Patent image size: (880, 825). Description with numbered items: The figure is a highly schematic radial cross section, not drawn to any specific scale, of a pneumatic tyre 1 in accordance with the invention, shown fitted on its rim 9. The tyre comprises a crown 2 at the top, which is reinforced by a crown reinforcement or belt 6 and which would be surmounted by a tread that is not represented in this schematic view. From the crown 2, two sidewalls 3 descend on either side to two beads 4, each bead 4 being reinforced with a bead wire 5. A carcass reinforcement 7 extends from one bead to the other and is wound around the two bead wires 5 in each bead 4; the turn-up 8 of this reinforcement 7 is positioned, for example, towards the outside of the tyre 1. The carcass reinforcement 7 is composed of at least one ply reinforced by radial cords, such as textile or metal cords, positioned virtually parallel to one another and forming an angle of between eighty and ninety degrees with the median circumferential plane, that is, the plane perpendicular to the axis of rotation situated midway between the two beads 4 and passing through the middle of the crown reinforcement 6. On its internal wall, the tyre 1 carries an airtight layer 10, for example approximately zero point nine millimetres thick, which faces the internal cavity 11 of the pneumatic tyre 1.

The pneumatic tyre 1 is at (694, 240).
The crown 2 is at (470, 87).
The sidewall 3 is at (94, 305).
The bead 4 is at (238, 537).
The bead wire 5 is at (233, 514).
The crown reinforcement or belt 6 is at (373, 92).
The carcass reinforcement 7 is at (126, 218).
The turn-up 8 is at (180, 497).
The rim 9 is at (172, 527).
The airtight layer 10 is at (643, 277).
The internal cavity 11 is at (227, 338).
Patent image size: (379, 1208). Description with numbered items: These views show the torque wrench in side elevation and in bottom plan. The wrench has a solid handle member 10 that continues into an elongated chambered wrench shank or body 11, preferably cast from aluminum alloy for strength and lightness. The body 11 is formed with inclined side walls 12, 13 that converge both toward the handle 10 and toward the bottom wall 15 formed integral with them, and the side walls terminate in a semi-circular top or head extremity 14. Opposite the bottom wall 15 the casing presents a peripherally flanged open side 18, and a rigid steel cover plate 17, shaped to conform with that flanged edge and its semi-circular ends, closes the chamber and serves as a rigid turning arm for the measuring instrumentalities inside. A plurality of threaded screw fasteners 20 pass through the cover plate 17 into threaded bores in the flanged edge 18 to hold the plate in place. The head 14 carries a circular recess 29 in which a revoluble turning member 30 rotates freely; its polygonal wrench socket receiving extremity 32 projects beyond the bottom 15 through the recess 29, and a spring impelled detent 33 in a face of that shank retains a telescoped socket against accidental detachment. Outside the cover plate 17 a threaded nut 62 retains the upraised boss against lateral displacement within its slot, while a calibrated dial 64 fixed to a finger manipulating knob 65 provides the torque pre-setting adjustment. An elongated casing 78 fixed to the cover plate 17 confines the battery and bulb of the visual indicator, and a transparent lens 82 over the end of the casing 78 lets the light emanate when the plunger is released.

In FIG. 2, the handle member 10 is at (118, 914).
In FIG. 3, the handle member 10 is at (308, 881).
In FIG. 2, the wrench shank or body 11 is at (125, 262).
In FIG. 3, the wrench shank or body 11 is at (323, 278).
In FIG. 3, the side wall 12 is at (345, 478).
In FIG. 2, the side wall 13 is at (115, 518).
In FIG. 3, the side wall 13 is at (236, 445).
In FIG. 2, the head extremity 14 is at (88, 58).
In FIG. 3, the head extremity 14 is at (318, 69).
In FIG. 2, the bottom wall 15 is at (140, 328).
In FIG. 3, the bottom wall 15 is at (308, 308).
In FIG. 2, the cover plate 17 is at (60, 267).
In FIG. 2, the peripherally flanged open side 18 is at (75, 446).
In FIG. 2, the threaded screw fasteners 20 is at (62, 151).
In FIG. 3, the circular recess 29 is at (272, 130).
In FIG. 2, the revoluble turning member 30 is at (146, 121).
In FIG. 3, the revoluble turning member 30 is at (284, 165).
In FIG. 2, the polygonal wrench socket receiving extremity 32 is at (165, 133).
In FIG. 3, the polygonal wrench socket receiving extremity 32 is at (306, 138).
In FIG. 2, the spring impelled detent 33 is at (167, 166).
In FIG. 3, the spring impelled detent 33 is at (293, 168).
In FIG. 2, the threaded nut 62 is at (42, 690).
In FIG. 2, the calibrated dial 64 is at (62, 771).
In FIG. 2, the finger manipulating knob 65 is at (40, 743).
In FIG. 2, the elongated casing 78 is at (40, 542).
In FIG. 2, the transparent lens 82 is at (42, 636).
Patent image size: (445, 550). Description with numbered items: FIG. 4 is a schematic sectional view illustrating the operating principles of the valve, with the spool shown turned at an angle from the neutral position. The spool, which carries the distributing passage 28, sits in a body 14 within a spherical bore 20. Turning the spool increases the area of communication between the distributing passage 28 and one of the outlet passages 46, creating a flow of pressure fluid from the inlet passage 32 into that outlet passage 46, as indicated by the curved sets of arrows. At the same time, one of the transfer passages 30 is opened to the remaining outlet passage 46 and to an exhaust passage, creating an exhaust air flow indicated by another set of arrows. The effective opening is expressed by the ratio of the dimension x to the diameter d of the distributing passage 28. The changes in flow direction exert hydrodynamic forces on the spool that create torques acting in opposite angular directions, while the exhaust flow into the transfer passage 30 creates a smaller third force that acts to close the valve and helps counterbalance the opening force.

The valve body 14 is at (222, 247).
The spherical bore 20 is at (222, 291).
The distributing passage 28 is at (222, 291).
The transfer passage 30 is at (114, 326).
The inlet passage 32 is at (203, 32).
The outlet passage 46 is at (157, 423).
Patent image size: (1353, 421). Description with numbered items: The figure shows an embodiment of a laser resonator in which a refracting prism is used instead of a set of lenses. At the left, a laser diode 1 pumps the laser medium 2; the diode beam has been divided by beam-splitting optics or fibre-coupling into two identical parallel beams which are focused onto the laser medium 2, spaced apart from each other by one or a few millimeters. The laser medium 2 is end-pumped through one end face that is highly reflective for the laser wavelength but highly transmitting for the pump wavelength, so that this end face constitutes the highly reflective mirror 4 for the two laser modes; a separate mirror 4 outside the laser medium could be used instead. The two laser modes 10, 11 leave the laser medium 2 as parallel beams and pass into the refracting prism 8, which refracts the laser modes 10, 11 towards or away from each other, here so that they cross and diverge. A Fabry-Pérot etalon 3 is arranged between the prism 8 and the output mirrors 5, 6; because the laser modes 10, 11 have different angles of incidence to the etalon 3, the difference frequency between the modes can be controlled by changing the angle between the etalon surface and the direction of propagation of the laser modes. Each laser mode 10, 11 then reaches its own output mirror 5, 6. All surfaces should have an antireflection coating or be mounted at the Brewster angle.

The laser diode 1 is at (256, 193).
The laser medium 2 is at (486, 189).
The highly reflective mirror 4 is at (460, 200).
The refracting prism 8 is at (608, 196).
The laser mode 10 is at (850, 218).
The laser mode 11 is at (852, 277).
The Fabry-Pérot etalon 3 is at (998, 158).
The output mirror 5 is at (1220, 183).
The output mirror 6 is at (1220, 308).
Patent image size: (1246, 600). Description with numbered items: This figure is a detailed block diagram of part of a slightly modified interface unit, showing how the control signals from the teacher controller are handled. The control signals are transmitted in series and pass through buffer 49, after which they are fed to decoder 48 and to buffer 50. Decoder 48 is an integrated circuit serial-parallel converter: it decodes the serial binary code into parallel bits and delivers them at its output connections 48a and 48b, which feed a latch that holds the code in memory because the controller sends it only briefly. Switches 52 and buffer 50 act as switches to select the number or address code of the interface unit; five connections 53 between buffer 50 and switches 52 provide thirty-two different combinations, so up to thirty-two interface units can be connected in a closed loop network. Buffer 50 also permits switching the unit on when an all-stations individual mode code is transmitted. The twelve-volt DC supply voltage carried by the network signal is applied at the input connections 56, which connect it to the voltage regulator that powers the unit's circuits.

============================================================

• Task to complete
Put all the rows above into a single numbered list, one line per entry, and leave out the blank lines.

• Answer
1. Patent image size: (880, 825). Description with numbered items: The figure is a highly schematic radial cross section, not drawn to any specific scale, of a pneumatic tyre 1 in accordance with the invention, shown fitted on its rim 9. The tyre comprises a crown 2 at the top, which is reinforced by a crown reinforcement or belt 6 and which would be surmounted by a tread that is not represented in this schematic view. From the crown 2, two sidewalls 3 descend on either side to two beads 4, each bead 4 being reinforced with a bead wire 5. A carcass reinforcement 7 extends from one bead to the other and is wound around the two bead wires 5 in each bead 4; the turn-up 8 of this reinforcement 7 is positioned, for example, towards the outside of the tyre 1. The carcass reinforcement 7 is composed of at least one ply reinforced by radial cords, such as textile or metal cords, positioned virtually parallel to one another and forming an angle of between eighty and ninety degrees with the median circumferential plane, that is, the plane perpendicular to the axis of rotation situated midway between the two beads 4 and passing through the middle of the crown reinforcement 6. On its internal wall, the tyre 1 carries an airtight layer 10, for example approximately zero point nine millimetres thick, which faces the internal cavity 11 of the pneumatic tyre 1.
2. The pneumatic tyre 1 is at (694, 240).
3. The crown 2 is at (470, 87).
4. The sidewall 3 is at (94, 305).
5. The bead 4 is at (238, 537).
6. The bead wire 5 is at (233, 514).
7. The crown reinforcement or belt 6 is at (373, 92).
8. The carcass reinforcement 7 is at (126, 218).
9. The turn-up 8 is at (180, 497).
10. The rim 9 is at (172, 527).
11. The airtight layer 10 is at (643, 277).
12. The internal cavity 11 is at (227, 338).
13. Patent image size: (379, 1208). Description with numbered items: These views show the torque wrench in side elevation and in bottom plan. The wrench has a solid handle member 10 that continues into an elongated chambered wrench shank or body 11, preferably cast from aluminum alloy for strength and lightness. The body 11 is formed with inclined side walls 12, 13 that converge both toward the handle 10 and toward the bottom wall 15 formed integral with them, and the side walls terminate in a semi-circular top or head extremity 14. Opposite the bottom wall 15 the casing presents a peripherally flanged open side 18, and a rigid steel cover plate 17, shaped to conform with that flanged edge and its semi-circular ends, closes the chamber and serves as a rigid turning arm for the measuring instrumentalities inside. A plurality of threaded screw fasteners 20 pass through the cover plate 17 into threaded bores in the flanged edge 18 to hold the plate in place. The head 14 carries a circular recess 29 in which a revoluble turning member 30 rotates freely; its polygonal wrench socket receiving extremity 32 projects beyond the bottom 15 through the recess 29, and a spring impelled detent 33 in a face of that shank retains a telescoped socket against accidental detachment. Outside the cover plate 17 a threaded nut 62 retains the upraised boss against lateral displacement within its slot, while a calibrated dial 64 fixed to a finger manipulating knob 65 provides the torque pre-setting adjustment. An elongated casing 78 fixed to the cover plate 17 confines the battery and bulb of the visual indicator, and a transparent lens 82 over the end of the casing 78 lets the light emanate when the plunger is released.
14. In FIG. 2, the handle member 10 is at (118, 914).
15. In FIG. 3, the handle member 10 is at (308, 881).
16. In FIG. 2, the wrench shank or body 11 is at (125, 262).
17. In FIG. 3, the wrench shank or body 11 is at (323, 278).
18. In FIG. 3, the side wall 12 is at (345, 478).
19. In FIG. 2, the side wall 13 is at (115, 518).
20. In FIG. 3, the side wall 13 is at (236, 445).
21. In FIG. 2, the head extremity 14 is at (88, 58).
22. In FIG. 3, the head extremity 14 is at (318, 69).
23. In FIG. 2, the bottom wall 15 is at (140, 328).
24. In FIG. 3, the bottom wall 15 is at (308, 308).
25. In FIG. 2, the cover plate 17 is at (60, 267).
26. In FIG. 2, the peripherally flanged open side 18 is at (75, 446).
27. In FIG. 2, the threaded screw fasteners 20 is at (62, 151).
28. In FIG. 3, the circular recess 29 is at (272, 130).
29. In FIG. 2, the revoluble turning member 30 is at (146, 121).
30. In FIG. 3, the revoluble turning member 30 is at (284, 165).
31. In FIG. 2, the polygonal wrench socket receiving extremity 32 is at (165, 133).
32. In FIG. 3, the polygonal wrench socket receiving extremity 32 is at (306, 138).
33. In FIG. 2, the spring impelled detent 33 is at (167, 166).
34. In FIG. 3, the spring impelled detent 33 is at (293, 168).
35. In FIG. 2, the threaded nut 62 is at (42, 690).
36. In FIG. 2, the calibrated dial 64 is at (62, 771).
37. In FIG. 2, the finger manipulating knob 65 is at (40, 743).
38. In FIG. 2, the elongated casing 78 is at (40, 542).
39. In FIG. 2, the transparent lens 82 is at (42, 636).
40. Patent image size: (445, 550). Description with numbered items: FIG. 4 is a schematic sectional view illustrating the operating principles of the valve, with the spool shown turned at an angle from the neutral position. The spool, which carries the distributing passage 28, sits in a body 14 within a spherical bore 20. Turning the spool increases the area of communication between the distributing passage 28 and one of the outlet passages 46, creating a flow of pressure fluid from the inlet passage 32 into that outlet passage 46, as indicated by the curved sets of arrows. At the same time, one of the transfer passages 30 is opened to the remaining outlet passage 46 and to an exhaust passage, creating an exhaust air flow indicated by another set of arrows. The effective opening is expressed by the ratio of the dimension x to the diameter d of the distributing passage 28. The changes in flow direction exert hydrodynamic forces on the spool that create torques acting in opposite angular directions, while the exhaust flow into the transfer passage 30 creates a smaller third force that acts to close the valve and helps counterbalance the opening force.
41. The valve body 14 is at (222, 247).
42. The spherical bore 20 is at (222, 291).
43. The distributing passage 28 is at (222, 291).
44. The transfer passage 30 is at (114, 326).
45. The inlet passage 32 is at (203, 32).
46. The outlet passage 46 is at (157, 423).
47. Patent image size: (1353, 421). Description with numbered items: The figure shows an embodiment of a laser resonator in which a refracting prism is used instead of a set of lenses. At the left, a laser diode 1 pumps the laser medium 2; the diode beam has been divided by beam-splitting optics or fibre-coupling into two identical parallel beams which are focused onto the laser medium 2, spaced apart from each other by one or a few millimeters. The laser medium 2 is end-pumped through one end face that is highly reflective for the laser wavelength but highly transmitting for the pump wavelength, so that this end face constitutes the highly reflective mirror 4 for the two laser modes; a separate mirror 4 outside the laser medium could be used instead. The two laser modes 10, 11 leave the laser medium 2 as parallel beams and pass into the refracting prism 8, which refracts the laser modes 10, 11 towards or away from each other, here so that they cross and diverge. A Fabry-Pérot etalon 3 is arranged between the prism 8 and the output mirrors 5, 6; because the laser modes 10, 11 have different angles of incidence to the etalon 3, the difference frequency between the modes can be controlled by changing the angle between the etalon surface and the direction of propagation of the laser modes. Each laser mode 10, 11 then reaches its own output mirror 5, 6. All surfaces should have an antireflection coating or be mounted at the Brewster angle.
48. The laser diode 1 is at (256, 193).
49. The laser medium 2 is at (486, 189).
50. The highly reflective mirror 4 is at (460, 200).
51. The refracting prism 8 is at (608, 196).
52. The laser mode 10 is at (850, 218).
53. The laser mode 11 is at (852, 277).
54. The Fabry-Pérot etalon 3 is at (998, 158).
55. The output mirror 5 is at (1220, 183).
56. The output mirror 6 is at (1220, 308).
57. Patent image size: (1246, 600). Description with numbered items: This figure is a detailed block diagram of part of a slightly modified interface unit, showing how the control signals from the teacher controller are handled. The control signals are transmitted in series and pass through buffer 49, after which they are fed to decoder 48 and to buffer 50. Decoder 48 is an integrated circuit serial-parallel converter: it decodes the serial binary code into parallel bits and delivers them at its output connections 48a and 48b, which feed a latch that holds the code in memory because the controller sends it only briefly. Switches 52 and buffer 50 act as switches to select the number or address code of the interface unit; five connections 53 between buffer 50 and switches 52 provide thirty-two different combinations, so up to thirty-two interface units can be connected in a closed loop network. Buffer 50 also permits switching the unit on when an all-stations individual mode code is transmitted. The twelve-volt DC supply voltage carried by the network signal is applied at the input connections 56, which connect it to the voltage regulator that powers the unit's circuits.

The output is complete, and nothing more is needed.